__To do__
Go through the data below. Pull out every line that has the word "maar".

__Information supplied__
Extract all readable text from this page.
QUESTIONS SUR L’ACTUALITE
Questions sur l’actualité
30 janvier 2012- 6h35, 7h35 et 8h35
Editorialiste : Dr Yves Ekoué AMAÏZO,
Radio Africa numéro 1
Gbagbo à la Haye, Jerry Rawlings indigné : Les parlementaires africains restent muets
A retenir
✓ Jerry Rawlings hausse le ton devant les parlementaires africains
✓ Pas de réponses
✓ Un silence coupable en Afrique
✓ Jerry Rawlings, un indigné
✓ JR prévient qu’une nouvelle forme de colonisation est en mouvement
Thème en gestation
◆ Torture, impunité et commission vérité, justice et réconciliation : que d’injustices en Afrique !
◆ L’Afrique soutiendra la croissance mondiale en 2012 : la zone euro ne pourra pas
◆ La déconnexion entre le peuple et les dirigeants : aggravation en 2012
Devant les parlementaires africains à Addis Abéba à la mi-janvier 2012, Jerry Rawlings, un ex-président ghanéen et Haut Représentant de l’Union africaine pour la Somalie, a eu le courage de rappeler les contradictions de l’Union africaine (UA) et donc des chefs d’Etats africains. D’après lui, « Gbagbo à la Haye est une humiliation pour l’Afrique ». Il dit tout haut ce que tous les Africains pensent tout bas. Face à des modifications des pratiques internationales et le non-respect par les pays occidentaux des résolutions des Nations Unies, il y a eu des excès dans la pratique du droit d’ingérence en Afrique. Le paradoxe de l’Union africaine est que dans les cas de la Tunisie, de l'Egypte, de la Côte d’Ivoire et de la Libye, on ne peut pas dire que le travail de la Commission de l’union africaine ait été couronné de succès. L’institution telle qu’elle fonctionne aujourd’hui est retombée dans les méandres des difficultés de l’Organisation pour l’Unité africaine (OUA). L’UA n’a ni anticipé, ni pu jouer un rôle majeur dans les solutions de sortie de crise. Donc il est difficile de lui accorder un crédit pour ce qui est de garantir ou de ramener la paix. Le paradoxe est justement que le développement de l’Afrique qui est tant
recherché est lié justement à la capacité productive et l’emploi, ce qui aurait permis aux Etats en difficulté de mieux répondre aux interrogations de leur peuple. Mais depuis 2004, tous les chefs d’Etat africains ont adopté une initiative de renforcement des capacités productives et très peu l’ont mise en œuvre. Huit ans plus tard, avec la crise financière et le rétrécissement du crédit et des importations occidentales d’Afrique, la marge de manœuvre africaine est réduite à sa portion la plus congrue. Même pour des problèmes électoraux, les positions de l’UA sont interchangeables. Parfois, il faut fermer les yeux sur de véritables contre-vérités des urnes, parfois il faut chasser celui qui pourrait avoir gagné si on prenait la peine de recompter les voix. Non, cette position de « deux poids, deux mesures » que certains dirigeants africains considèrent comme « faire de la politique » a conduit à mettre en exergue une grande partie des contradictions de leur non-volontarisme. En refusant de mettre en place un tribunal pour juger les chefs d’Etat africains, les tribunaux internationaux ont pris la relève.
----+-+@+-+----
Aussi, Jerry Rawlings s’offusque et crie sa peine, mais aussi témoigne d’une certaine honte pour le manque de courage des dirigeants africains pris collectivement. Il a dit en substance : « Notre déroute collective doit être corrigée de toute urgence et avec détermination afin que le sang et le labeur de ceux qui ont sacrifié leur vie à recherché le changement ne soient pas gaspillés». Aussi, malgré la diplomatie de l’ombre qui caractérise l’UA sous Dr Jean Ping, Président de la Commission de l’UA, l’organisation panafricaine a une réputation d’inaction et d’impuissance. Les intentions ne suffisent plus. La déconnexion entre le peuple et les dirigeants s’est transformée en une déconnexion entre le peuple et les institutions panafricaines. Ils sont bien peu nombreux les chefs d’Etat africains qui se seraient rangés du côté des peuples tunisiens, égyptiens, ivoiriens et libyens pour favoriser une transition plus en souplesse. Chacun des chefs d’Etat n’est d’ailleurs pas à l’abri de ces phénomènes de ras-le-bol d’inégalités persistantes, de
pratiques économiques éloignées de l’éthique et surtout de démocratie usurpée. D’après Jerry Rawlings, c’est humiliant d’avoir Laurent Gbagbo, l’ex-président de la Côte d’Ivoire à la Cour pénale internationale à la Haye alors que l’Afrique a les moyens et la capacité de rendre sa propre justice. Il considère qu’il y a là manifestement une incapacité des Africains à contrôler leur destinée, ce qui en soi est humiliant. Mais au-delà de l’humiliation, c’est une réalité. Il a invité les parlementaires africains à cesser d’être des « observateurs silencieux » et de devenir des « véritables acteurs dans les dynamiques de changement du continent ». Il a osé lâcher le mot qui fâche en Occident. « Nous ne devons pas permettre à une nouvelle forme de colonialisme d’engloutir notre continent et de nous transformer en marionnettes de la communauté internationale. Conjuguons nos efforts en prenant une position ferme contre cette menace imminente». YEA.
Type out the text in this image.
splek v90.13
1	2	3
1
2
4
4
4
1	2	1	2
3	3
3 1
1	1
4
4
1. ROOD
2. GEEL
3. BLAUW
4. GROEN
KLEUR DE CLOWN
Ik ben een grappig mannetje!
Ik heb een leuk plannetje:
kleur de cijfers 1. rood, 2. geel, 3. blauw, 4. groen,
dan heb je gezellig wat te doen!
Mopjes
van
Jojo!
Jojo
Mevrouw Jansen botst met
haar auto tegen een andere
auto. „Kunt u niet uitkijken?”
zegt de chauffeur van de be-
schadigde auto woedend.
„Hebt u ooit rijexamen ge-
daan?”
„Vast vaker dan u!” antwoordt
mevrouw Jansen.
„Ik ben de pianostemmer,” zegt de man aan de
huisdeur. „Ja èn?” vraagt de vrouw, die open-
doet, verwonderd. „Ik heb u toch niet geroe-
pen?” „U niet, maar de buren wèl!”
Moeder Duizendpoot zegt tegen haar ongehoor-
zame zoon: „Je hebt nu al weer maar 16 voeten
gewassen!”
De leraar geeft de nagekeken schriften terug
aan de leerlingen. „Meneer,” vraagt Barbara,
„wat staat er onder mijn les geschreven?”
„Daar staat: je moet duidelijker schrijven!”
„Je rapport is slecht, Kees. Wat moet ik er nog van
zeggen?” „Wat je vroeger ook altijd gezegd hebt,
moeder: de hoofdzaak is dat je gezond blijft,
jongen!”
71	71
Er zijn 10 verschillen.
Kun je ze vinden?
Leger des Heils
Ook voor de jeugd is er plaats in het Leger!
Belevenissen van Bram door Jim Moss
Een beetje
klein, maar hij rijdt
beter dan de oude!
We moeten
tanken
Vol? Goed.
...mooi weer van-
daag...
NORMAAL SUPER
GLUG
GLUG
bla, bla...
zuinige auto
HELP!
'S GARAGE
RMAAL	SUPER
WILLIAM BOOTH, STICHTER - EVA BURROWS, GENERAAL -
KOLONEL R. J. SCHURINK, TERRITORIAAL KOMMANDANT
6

__In response__
pen?” „U niet, maar de buren wèl!”
zame zoon: „Je hebt nu al weer maar 16 voeten
klein, maar hij rijdt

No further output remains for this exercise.